Layout coordinate data:
★ ★ ★ ★ ★ ★ ★
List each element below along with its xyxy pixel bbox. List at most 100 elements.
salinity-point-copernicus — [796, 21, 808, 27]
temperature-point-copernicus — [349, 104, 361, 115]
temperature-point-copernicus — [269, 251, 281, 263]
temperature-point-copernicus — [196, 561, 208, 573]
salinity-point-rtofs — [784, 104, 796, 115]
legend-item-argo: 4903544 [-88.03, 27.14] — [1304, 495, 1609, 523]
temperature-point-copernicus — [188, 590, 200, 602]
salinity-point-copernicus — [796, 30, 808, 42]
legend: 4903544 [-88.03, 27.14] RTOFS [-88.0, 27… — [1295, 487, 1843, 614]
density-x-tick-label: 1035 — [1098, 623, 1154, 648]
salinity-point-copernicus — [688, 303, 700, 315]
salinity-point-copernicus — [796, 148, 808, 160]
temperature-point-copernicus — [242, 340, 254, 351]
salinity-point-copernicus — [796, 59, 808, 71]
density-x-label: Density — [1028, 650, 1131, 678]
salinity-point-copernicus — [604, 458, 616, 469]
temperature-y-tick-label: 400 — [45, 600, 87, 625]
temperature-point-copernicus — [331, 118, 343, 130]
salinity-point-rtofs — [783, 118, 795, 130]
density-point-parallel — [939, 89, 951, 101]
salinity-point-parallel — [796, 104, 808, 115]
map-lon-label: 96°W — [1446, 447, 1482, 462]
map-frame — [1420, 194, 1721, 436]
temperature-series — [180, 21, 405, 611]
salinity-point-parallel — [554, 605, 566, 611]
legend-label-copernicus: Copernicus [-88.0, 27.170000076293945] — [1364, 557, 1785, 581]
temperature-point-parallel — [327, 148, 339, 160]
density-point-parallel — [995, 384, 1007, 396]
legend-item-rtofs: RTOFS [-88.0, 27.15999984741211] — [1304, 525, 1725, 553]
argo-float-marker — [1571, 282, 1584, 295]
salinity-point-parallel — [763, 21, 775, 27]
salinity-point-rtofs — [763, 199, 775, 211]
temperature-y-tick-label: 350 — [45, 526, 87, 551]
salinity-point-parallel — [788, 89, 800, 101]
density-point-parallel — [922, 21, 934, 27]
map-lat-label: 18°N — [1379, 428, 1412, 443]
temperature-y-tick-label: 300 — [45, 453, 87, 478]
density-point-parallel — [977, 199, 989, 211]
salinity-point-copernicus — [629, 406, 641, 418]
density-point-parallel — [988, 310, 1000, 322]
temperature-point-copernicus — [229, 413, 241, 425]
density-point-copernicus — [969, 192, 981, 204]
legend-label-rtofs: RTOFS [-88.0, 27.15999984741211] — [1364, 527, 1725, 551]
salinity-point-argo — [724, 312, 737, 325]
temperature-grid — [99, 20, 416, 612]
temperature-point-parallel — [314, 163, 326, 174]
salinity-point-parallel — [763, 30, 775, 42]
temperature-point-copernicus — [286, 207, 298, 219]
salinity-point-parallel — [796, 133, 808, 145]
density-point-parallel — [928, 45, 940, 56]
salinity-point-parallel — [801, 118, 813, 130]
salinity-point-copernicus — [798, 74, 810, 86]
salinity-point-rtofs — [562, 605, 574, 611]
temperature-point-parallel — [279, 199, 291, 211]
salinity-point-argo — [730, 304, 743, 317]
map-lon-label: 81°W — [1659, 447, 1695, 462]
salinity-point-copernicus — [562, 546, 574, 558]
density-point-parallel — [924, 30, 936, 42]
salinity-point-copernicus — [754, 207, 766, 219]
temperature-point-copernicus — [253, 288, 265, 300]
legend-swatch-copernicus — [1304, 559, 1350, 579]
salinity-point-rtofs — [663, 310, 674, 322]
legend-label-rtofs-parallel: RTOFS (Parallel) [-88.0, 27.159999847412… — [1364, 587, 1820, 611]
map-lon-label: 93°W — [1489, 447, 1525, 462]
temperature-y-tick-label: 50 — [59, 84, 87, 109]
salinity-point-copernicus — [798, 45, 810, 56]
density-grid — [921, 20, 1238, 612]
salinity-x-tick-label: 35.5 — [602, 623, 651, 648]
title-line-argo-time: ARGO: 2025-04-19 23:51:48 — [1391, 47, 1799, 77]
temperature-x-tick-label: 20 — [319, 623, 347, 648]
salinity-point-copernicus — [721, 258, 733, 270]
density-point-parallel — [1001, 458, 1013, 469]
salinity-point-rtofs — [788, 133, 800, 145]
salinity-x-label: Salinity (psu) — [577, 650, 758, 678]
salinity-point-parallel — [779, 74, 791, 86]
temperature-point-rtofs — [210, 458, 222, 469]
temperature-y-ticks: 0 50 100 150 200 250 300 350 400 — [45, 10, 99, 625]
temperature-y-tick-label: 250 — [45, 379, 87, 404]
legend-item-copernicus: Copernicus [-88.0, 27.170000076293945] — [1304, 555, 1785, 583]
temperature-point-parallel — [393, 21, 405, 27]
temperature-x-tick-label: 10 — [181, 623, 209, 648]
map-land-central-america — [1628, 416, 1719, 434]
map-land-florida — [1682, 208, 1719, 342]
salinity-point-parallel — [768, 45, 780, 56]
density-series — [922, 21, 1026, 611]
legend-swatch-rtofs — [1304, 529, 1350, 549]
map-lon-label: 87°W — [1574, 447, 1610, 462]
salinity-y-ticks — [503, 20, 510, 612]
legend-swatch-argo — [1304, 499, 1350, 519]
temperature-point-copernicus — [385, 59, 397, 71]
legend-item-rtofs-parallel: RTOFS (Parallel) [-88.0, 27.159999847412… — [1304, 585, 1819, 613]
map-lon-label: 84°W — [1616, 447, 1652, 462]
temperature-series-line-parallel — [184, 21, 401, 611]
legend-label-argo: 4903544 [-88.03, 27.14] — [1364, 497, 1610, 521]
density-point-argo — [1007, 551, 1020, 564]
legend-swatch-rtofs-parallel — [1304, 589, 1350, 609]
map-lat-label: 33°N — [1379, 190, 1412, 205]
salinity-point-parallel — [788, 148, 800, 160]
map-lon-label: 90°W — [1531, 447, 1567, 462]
★ ★ ★ ★ ★ ★ ★
Reproduce the records verbatim, starting at their first line and ending at the line containing "temperature-point-copernicus — [269, 251, 281, 263]", with that line included.

List each element below along with its xyxy pixel bbox. List at most 100 elements.
salinity-point-copernicus — [796, 21, 808, 27]
temperature-point-copernicus — [349, 104, 361, 115]
temperature-point-copernicus — [269, 251, 281, 263]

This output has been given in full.